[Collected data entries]
begin
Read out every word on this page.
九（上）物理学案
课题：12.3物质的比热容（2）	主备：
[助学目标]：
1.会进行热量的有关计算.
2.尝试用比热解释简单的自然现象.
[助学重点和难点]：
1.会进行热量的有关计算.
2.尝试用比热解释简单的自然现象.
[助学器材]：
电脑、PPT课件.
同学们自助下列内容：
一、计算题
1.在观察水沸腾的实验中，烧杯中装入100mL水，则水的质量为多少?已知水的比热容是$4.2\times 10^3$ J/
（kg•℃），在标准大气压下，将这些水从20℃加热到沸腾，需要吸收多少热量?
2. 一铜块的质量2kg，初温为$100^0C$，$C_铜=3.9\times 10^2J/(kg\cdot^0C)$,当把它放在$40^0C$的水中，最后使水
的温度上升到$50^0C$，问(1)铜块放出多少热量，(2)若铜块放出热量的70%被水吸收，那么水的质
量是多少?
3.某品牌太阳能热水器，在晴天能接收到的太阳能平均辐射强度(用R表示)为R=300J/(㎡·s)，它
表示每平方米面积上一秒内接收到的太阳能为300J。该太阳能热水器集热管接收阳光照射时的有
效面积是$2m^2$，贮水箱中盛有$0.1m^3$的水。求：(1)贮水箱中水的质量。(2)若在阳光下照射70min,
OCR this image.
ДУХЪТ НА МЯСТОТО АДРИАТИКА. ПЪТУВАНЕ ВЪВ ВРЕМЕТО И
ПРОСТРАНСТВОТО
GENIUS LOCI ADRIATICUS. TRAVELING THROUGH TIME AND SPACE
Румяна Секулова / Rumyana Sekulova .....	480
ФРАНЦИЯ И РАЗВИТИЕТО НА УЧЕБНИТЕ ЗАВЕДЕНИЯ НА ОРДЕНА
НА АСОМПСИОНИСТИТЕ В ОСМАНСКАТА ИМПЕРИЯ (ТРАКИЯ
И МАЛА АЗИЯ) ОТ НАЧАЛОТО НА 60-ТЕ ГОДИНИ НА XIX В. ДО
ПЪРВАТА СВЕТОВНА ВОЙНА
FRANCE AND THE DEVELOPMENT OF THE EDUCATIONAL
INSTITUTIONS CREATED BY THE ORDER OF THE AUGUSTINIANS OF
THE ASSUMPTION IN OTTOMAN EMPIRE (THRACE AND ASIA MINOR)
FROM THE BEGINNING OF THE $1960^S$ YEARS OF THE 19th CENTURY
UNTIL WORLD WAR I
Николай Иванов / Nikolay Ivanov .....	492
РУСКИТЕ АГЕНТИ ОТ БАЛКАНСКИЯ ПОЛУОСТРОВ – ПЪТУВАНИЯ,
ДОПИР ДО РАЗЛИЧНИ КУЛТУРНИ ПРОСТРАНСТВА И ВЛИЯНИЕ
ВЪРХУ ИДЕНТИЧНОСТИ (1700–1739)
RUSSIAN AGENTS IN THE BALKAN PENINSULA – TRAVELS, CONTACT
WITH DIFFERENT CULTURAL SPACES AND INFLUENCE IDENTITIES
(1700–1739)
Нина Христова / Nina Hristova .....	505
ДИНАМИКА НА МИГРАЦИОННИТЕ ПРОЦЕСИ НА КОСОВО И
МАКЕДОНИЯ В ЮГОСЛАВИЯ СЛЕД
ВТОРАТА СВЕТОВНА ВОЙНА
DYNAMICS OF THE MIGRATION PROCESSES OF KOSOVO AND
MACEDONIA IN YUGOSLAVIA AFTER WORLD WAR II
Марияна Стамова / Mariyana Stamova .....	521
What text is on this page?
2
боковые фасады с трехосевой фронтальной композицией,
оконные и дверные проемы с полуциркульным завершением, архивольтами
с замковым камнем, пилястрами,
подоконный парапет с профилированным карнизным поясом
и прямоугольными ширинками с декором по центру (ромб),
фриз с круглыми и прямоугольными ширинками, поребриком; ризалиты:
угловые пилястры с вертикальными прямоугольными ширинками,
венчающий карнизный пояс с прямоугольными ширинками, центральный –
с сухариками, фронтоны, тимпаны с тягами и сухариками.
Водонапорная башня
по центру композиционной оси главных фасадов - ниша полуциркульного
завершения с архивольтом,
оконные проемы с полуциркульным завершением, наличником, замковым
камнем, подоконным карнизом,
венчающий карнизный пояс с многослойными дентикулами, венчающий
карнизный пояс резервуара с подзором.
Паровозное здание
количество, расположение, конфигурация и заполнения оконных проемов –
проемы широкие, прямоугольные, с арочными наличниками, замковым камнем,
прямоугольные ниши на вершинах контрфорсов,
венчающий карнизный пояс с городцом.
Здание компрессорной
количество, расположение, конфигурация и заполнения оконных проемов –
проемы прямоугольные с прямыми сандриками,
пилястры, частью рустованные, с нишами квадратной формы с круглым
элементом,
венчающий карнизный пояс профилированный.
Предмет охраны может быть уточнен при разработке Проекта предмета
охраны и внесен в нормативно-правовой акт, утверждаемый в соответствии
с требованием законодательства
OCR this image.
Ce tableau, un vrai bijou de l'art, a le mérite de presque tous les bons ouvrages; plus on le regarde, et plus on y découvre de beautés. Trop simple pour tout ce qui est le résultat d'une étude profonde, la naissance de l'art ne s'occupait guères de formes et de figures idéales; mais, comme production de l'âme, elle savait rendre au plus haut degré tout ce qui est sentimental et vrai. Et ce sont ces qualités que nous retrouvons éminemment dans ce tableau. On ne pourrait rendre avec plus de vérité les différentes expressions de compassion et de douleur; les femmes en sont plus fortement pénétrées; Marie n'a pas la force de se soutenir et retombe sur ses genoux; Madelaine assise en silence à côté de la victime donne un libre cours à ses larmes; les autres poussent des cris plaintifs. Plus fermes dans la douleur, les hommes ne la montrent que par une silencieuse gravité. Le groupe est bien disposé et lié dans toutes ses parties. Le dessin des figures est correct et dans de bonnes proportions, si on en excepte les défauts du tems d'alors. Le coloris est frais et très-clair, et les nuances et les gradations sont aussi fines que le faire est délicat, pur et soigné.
end
Each entry above is to be set down again in exactly the same words.

Read out every word on this page.
九（上）物理学案
课题：12.3物质的比热容（2）	主备：
[助学目标]：
1.会进行热量的有关计算.
2.尝试用比热解释简单的自然现象.
[助学重点和难点]：
1.会进行热量的有关计算.
2.尝试用比热解释简单的自然现象.
[助学器材]：
电脑、PPT课件.
同学们自助下列内容：
一、计算题
1.在观察水沸腾的实验中，烧杯中装入100mL水，则水的质量为多少?已知水的比热容是$4.2\times 10^3$ J/
（kg•℃），在标准大气压下，将这些水从20℃加热到沸腾，需要吸收多少热量?
2. 一铜块的质量2kg，初温为$100^0C$，$C_铜=3.9\times 10^2J/(kg\cdot^0C)$,当把它放在$40^0C$的水中，最后使水
的温度上升到$50^0C$，问(1)铜块放出多少热量，(2)若铜块放出热量的70%被水吸收，那么水的质
量是多少?
3.某品牌太阳能热水器，在晴天能接收到的太阳能平均辐射强度(用R表示)为R=300J/(㎡·s)，它
表示每平方米面积上一秒内接收到的太阳能为300J。该太阳能热水器集热管接收阳光照射时的有
效面积是$2m^2$，贮水箱中盛有$0.1m^3$的水。求：(1)贮水箱中水的质量。(2)若在阳光下照射70min,
OCR this image.
ДУХЪТ НА МЯСТОТО АДРИАТИКА. ПЪТУВАНЕ ВЪВ ВРЕМЕТО И
ПРОСТРАНСТВОТО
GENIUS LOCI ADRIATICUS. TRAVELING THROUGH TIME AND SPACE
Румяна Секулова / Rumyana Sekulova .....	480
ФРАНЦИЯ И РАЗВИТИЕТО НА УЧЕБНИТЕ ЗАВЕДЕНИЯ НА ОРДЕНА
НА АСОМПСИОНИСТИТЕ В ОСМАНСКАТА ИМПЕРИЯ (ТРАКИЯ
И МАЛА АЗИЯ) ОТ НАЧАЛОТО НА 60-ТЕ ГОДИНИ НА XIX В. ДО
ПЪРВАТА СВЕТОВНА ВОЙНА
FRANCE AND THE DEVELOPMENT OF THE EDUCATIONAL
INSTITUTIONS CREATED BY THE ORDER OF THE AUGUSTINIANS OF
THE ASSUMPTION IN OTTOMAN EMPIRE (THRACE AND ASIA MINOR)
FROM THE BEGINNING OF THE $1960^S$ YEARS OF THE 19th CENTURY
UNTIL WORLD WAR I
Николай Иванов / Nikolay Ivanov .....	492
РУСКИТЕ АГЕНТИ ОТ БАЛКАНСКИЯ ПОЛУОСТРОВ – ПЪТУВАНИЯ,
ДОПИР ДО РАЗЛИЧНИ КУЛТУРНИ ПРОСТРАНСТВА И ВЛИЯНИЕ
ВЪРХУ ИДЕНТИЧНОСТИ (1700–1739)
RUSSIAN AGENTS IN THE BALKAN PENINSULA – TRAVELS, CONTACT
WITH DIFFERENT CULTURAL SPACES AND INFLUENCE IDENTITIES
(1700–1739)
Нина Христова / Nina Hristova .....	505
ДИНАМИКА НА МИГРАЦИОННИТЕ ПРОЦЕСИ НА КОСОВО И
МАКЕДОНИЯ В ЮГОСЛАВИЯ СЛЕД
ВТОРАТА СВЕТОВНА ВОЙНА
DYNAMICS OF THE MIGRATION PROCESSES OF KOSOVO AND
MACEDONIA IN YUGOSLAVIA AFTER WORLD WAR II
Марияна Стамова / Mariyana Stamova .....	521
What text is on this page?
2
боковые фасады с трехосевой фронтальной композицией,
оконные и дверные проемы с полуциркульным завершением, архивольтами
с замковым камнем, пилястрами,
подоконный парапет с профилированным карнизным поясом
и прямоугольными ширинками с декором по центру (ромб),
фриз с круглыми и прямоугольными ширинками, поребриком; ризалиты:
угловые пилястры с вертикальными прямоугольными ширинками,
венчающий карнизный пояс с прямоугольными ширинками, центральный –
с сухариками, фронтоны, тимпаны с тягами и сухариками.
Водонапорная башня
по центру композиционной оси главных фасадов - ниша полуциркульного
завершения с архивольтом,
оконные проемы с полуциркульным завершением, наличником, замковым
камнем, подоконным карнизом,
венчающий карнизный пояс с многослойными дентикулами, венчающий
карнизный пояс резервуара с подзором.
Паровозное здание
количество, расположение, конфигурация и заполнения оконных проемов –
проемы широкие, прямоугольные, с арочными наличниками, замковым камнем,
прямоугольные ниши на вершинах контрфорсов,
венчающий карнизный пояс с городцом.
Здание компрессорной
количество, расположение, конфигурация и заполнения оконных проемов –
проемы прямоугольные с прямыми сандриками,
пилястры, частью рустованные, с нишами квадратной формы с круглым
элементом,
венчающий карнизный пояс профилированный.
Предмет охраны может быть уточнен при разработке Проекта предмета
охраны и внесен в нормативно-правовой акт, утверждаемый в соответствии
с требованием законодательства
OCR this image.
Ce tableau, un vrai bijou de l'art, a le mérite de presque tous les bons ouvrages; plus on le regarde, et plus on y découvre de beautés. Trop simple pour tout ce qui est le résultat d'une étude profonde, la naissance de l'art ne s'occupait guères de formes et de figures idéales; mais, comme production de l'âme, elle savait rendre au plus haut degré tout ce qui est sentimental et vrai. Et ce sont ces qualités que nous retrouvons éminemment dans ce tableau. On ne pourrait rendre avec plus de vérité les différentes expressions de compassion et de douleur; les femmes en sont plus fortement pénétrées; Marie n'a pas la force de se soutenir et retombe sur ses genoux; Madelaine assise en silence à côté de la victime donne un libre cours à ses larmes; les autres poussent des cris plaintifs. Plus fermes dans la douleur, les hommes ne la montrent que par une silencieuse gravité. Le groupe est bien disposé et lié dans toutes ses parties. Le dessin des figures est correct et dans de bonnes proportions, si on en excepte les défauts du tems d'alors. Le coloris est frais et très-clair, et les nuances et les gradations sont aussi fines que le faire est délicat, pur et soigné.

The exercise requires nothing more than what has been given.